→ **Work to do**: Leave out any picture and return the remaining listing below exactly as given.

---*---

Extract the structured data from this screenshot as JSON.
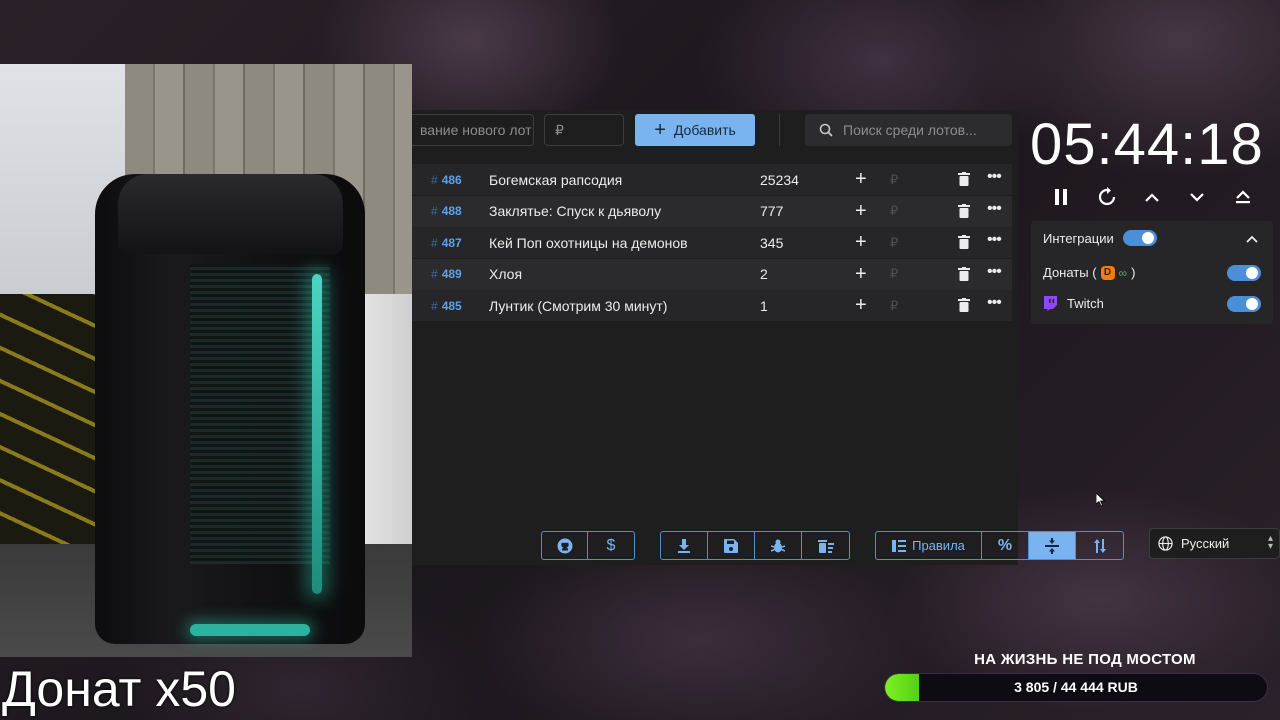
{
  "toolbar": {
    "name_placeholder": "вание нового лот",
    "sum_placeholder": "₽",
    "add_label": "Добавить",
    "search_placeholder": "Поиск среди лотов..."
  },
  "lots": [
    {
      "id": "486",
      "name": "Богемская рапсодия",
      "amount": "25234"
    },
    {
      "id": "488",
      "name": "Заклятье: Спуск к дьяволу",
      "amount": "777"
    },
    {
      "id": "487",
      "name": "Кей Поп охотницы на демонов",
      "amount": "345"
    },
    {
      "id": "489",
      "name": "Хлоя",
      "amount": "2"
    },
    {
      "id": "485",
      "name": "Лунтик (Смотрим 30 минут)",
      "amount": "1"
    }
  ],
  "lot_currency": "₽",
  "bottom": {
    "rules_label": "Правила"
  },
  "timer": {
    "value": "05:44:18"
  },
  "integrations": {
    "title": "Интеграции",
    "donations_label": "Донаты (",
    "donations_suffix": ")",
    "twitch_label": "Twitch"
  },
  "language": {
    "selected": "Русский"
  },
  "overlay": {
    "donate_multiplier": "Донат x50",
    "goal_title": "НА ЖИЗНЬ НЕ ПОД МОСТОМ",
    "goal_progress_text": "3 805 / 44 444 RUB",
    "goal_current": 3805,
    "goal_target": 44444
  },
  "colors": {
    "accent": "#7ab4f0",
    "panel_bg": "#1e1e1f",
    "goal_fill": "#7ff021",
    "twitch": "#9146ff",
    "donationalerts": "#f57d07"
  }
}
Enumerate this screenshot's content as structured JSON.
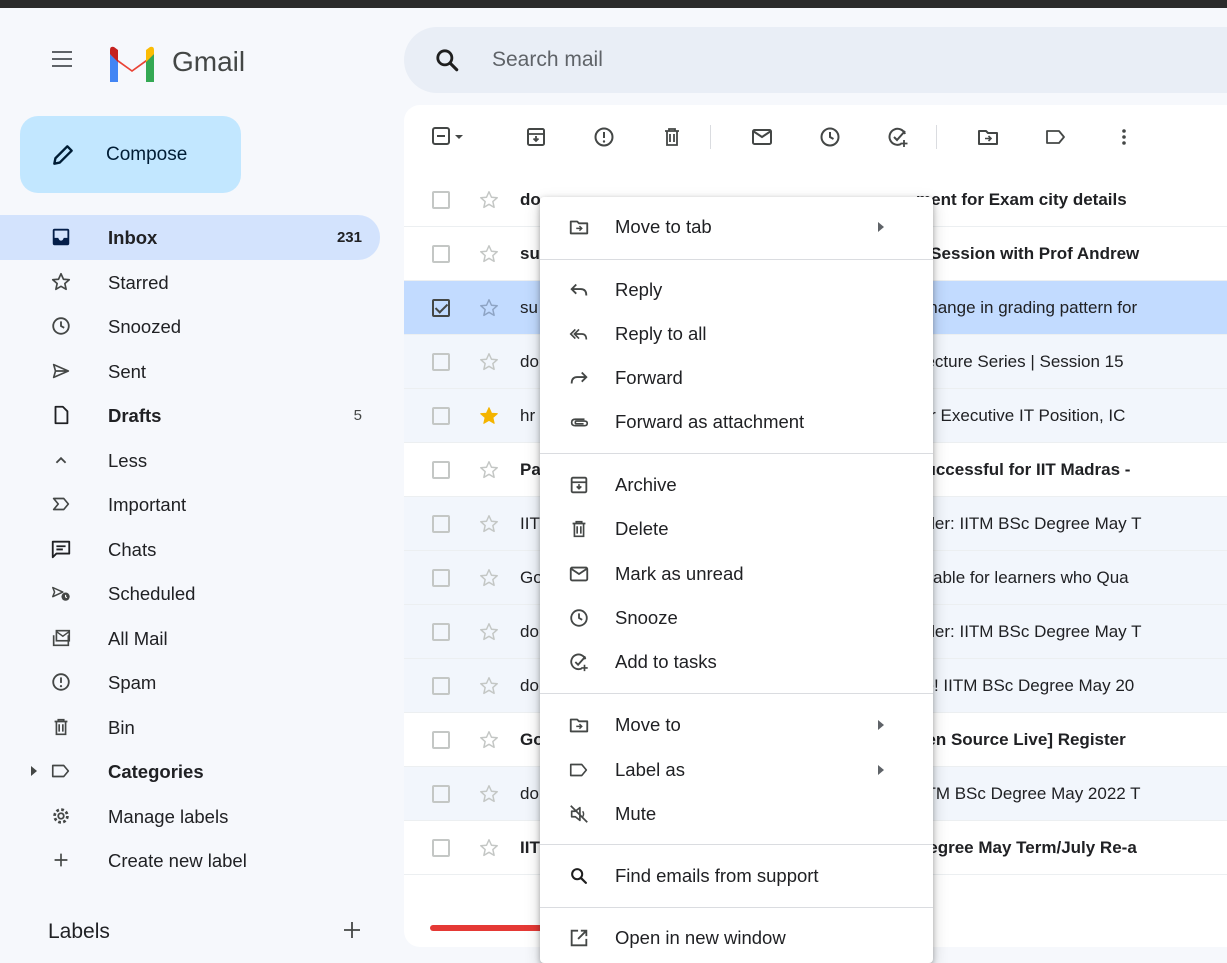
{
  "app": {
    "name": "Gmail"
  },
  "search": {
    "placeholder": "Search mail"
  },
  "compose": {
    "label": "Compose"
  },
  "sidebar": {
    "items": [
      {
        "label": "Inbox",
        "count": "231",
        "icon": "inbox-icon",
        "active": true,
        "bold": true
      },
      {
        "label": "Starred",
        "count": "",
        "icon": "star-icon"
      },
      {
        "label": "Snoozed",
        "count": "",
        "icon": "clock-icon"
      },
      {
        "label": "Sent",
        "count": "",
        "icon": "send-icon"
      },
      {
        "label": "Drafts",
        "count": "5",
        "icon": "draft-icon",
        "bold": true
      },
      {
        "label": "Less",
        "count": "",
        "icon": "chevron-up-icon"
      },
      {
        "label": "Important",
        "count": "",
        "icon": "important-icon"
      },
      {
        "label": "Chats",
        "count": "",
        "icon": "chat-icon"
      },
      {
        "label": "Scheduled",
        "count": "",
        "icon": "scheduled-icon"
      },
      {
        "label": "All Mail",
        "count": "",
        "icon": "all-mail-icon"
      },
      {
        "label": "Spam",
        "count": "",
        "icon": "spam-icon"
      },
      {
        "label": "Bin",
        "count": "",
        "icon": "bin-icon"
      },
      {
        "label": "Categories",
        "count": "",
        "icon": "label-icon",
        "bold": true
      },
      {
        "label": "Manage labels",
        "count": "",
        "icon": "gear-icon"
      },
      {
        "label": "Create new label",
        "count": "",
        "icon": "plus-icon"
      }
    ],
    "labels_heading": "Labels"
  },
  "emails": [
    {
      "sender": "do",
      "subject": "ment for Exam city details",
      "unread": true
    },
    {
      "sender": "su",
      "subject": "e Session with Prof Andrew",
      "unread": true
    },
    {
      "sender": "su",
      "subject": "Change in grading pattern for",
      "selected": true
    },
    {
      "sender": "do",
      "subject": "Lecture Series | Session 15"
    },
    {
      "sender": "hr",
      "subject": "for Executive IT Position, IC",
      "starred": true
    },
    {
      "sender": "Pa",
      "subject": "successful for IIT Madras -",
      "unread": true
    },
    {
      "sender": "IIT",
      "subject": "nder: IITM BSc Degree May T"
    },
    {
      "sender": "Go",
      "subject": "ailable for learners who Qua"
    },
    {
      "sender": "do",
      "subject": "nder: IITM BSc Degree May T"
    },
    {
      "sender": "do",
      "subject": "ce! IITM BSc Degree May 20"
    },
    {
      "sender": "Go",
      "subject": "pen Source Live] Register",
      "unread": true
    },
    {
      "sender": "do",
      "subject": "IITM BSc Degree May 2022 T"
    },
    {
      "sender": "IIT",
      "subject": "Degree May Term/July Re-a",
      "unread": true
    }
  ],
  "context_menu": {
    "items": [
      {
        "label": "Move to tab",
        "icon": "move-to-tab-icon",
        "submenu": true
      },
      {
        "label": "Reply",
        "icon": "reply-icon"
      },
      {
        "label": "Reply to all",
        "icon": "reply-all-icon"
      },
      {
        "label": "Forward",
        "icon": "forward-icon"
      },
      {
        "label": "Forward as attachment",
        "icon": "attachment-icon"
      },
      {
        "label": "Archive",
        "icon": "archive-icon"
      },
      {
        "label": "Delete",
        "icon": "delete-icon"
      },
      {
        "label": "Mark as unread",
        "icon": "mail-icon"
      },
      {
        "label": "Snooze",
        "icon": "clock-icon"
      },
      {
        "label": "Add to tasks",
        "icon": "add-task-icon"
      },
      {
        "label": "Move to",
        "icon": "move-to-icon",
        "submenu": true
      },
      {
        "label": "Label as",
        "icon": "label-icon",
        "submenu": true
      },
      {
        "label": "Mute",
        "icon": "mute-icon"
      },
      {
        "label": "Find emails from support",
        "icon": "search-icon"
      },
      {
        "label": "Open in new window",
        "icon": "open-new-window-icon"
      }
    ]
  },
  "colors": {
    "accent": "#0b57d0",
    "selected_row": "#c2dbff",
    "compose_bg": "#c2e7ff",
    "star_yellow": "#f4b400"
  }
}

---*---

→ **Written answer**:
Extract the structured data from this screenshot as JSON.
{
  "toolbar": {
    "name_placeholder": "вание нового лот",
    "sum_placeholder": "₽",
    "add_label": "Добавить",
    "search_placeholder": "Поиск среди лотов..."
  },
  "lots": [
    {
      "id": "486",
      "name": "Богемская рапсодия",
      "amount": "25234"
    },
    {
      "id": "488",
      "name": "Заклятье: Спуск к дьяволу",
      "amount": "777"
    },
    {
      "id": "487",
      "name": "Кей Поп охотницы на демонов",
      "amount": "345"
    },
    {
      "id": "489",
      "name": "Хлоя",
      "amount": "2"
    },
    {
      "id": "485",
      "name": "Лунтик (Смотрим 30 минут)",
      "amount": "1"
    }
  ],
  "lot_currency": "₽",
  "bottom": {
    "rules_label": "Правила"
  },
  "timer": {
    "value": "05:44:18"
  },
  "integrations": {
    "title": "Интеграции",
    "donations_label": "Донаты (",
    "donations_suffix": ")",
    "twitch_label": "Twitch"
  },
  "language": {
    "selected": "Русский"
  },
  "overlay": {
    "donate_multiplier": "Донат x50",
    "goal_title": "НА ЖИЗНЬ НЕ ПОД МОСТОМ",
    "goal_progress_text": "3 805 / 44 444 RUB",
    "goal_current": 3805,
    "goal_target": 44444
  },
  "colors": {
    "accent": "#7ab4f0",
    "panel_bg": "#1e1e1f",
    "goal_fill": "#7ff021",
    "twitch": "#9146ff",
    "donationalerts": "#f57d07"
  }
}
Enumerate this screenshot's content as structured JSON.
{
  "app": {
    "name": "Gmail"
  },
  "search": {
    "placeholder": "Search mail"
  },
  "compose": {
    "label": "Compose"
  },
  "sidebar": {
    "items": [
      {
        "label": "Inbox",
        "count": "231",
        "icon": "inbox-icon",
        "active": true,
        "bold": true
      },
      {
        "label": "Starred",
        "count": "",
        "icon": "star-icon"
      },
      {
        "label": "Snoozed",
        "count": "",
        "icon": "clock-icon"
      },
      {
        "label": "Sent",
        "count": "",
        "icon": "send-icon"
      },
      {
        "label": "Drafts",
        "count": "5",
        "icon": "draft-icon",
        "bold": true
      },
      {
        "label": "Less",
        "count": "",
        "icon": "chevron-up-icon"
      },
      {
        "label": "Important",
        "count": "",
        "icon": "important-icon"
      },
      {
        "label": "Chats",
        "count": "",
        "icon": "chat-icon"
      },
      {
        "label": "Scheduled",
        "count": "",
        "icon": "scheduled-icon"
      },
      {
        "label": "All Mail",
        "count": "",
        "icon": "all-mail-icon"
      },
      {
        "label": "Spam",
        "count": "",
        "icon": "spam-icon"
      },
      {
        "label": "Bin",
        "count": "",
        "icon": "bin-icon"
      },
      {
        "label": "Categories",
        "count": "",
        "icon": "label-icon",
        "bold": true
      },
      {
        "label": "Manage labels",
        "count": "",
        "icon": "gear-icon"
      },
      {
        "label": "Create new label",
        "count": "",
        "icon": "plus-icon"
      }
    ],
    "labels_heading": "Labels"
  },
  "emails": [
    {
      "sender": "do",
      "subject": "ment for Exam city details",
      "unread": true
    },
    {
      "sender": "su",
      "subject": "e Session with Prof Andrew",
      "unread": true
    },
    {
      "sender": "su",
      "subject": "Change in grading pattern for",
      "selected": true
    },
    {
      "sender": "do",
      "subject": "Lecture Series | Session 15"
    },
    {
      "sender": "hr",
      "subject": "for Executive IT Position, IC",
      "starred": true
    },
    {
      "sender": "Pa",
      "subject": "successful for IIT Madras -",
      "unread": true
    },
    {
      "sender": "IIT",
      "subject": "nder: IITM BSc Degree May T"
    },
    {
      "sender": "Go",
      "subject": "ailable for learners who Qua"
    },
    {
      "sender": "do",
      "subject": "nder: IITM BSc Degree May T"
    },
    {
      "sender": "do",
      "subject": "ce! IITM BSc Degree May 20"
    },
    {
      "sender": "Go",
      "subject": "pen Source Live] Register",
      "unread": true
    },
    {
      "sender": "do",
      "subject": "IITM BSc Degree May 2022 T"
    },
    {
      "sender": "IIT",
      "subject": "Degree May Term/July Re-a",
      "unread": true
    }
  ],
  "context_menu": {
    "items": [
      {
        "label": "Move to tab",
        "icon": "move-to-tab-icon",
        "submenu": true
      },
      {
        "label": "Reply",
        "icon": "reply-icon"
      },
      {
        "label": "Reply to all",
        "icon": "reply-all-icon"
      },
      {
        "label": "Forward",
        "icon": "forward-icon"
      },
      {
        "label": "Forward as attachment",
        "icon": "attachment-icon"
      },
      {
        "label": "Archive",
        "icon": "archive-icon"
      },
      {
        "label": "Delete",
        "icon": "delete-icon"
      },
      {
        "label": "Mark as unread",
        "icon": "mail-icon"
      },
      {
        "label": "Snooze",
        "icon": "clock-icon"
      },
      {
        "label": "Add to tasks",
        "icon": "add-task-icon"
      },
      {
        "label": "Move to",
        "icon": "move-to-icon",
        "submenu": true
      },
      {
        "label": "Label as",
        "icon": "label-icon",
        "submenu": true
      },
      {
        "label": "Mute",
        "icon": "mute-icon"
      },
      {
        "label": "Find emails from support",
        "icon": "search-icon"
      },
      {
        "label": "Open in new window",
        "icon": "open-new-window-icon"
      }
    ]
  },
  "colors": {
    "accent": "#0b57d0",
    "selected_row": "#c2dbff",
    "compose_bg": "#c2e7ff",
    "star_yellow": "#f4b400"
  }
}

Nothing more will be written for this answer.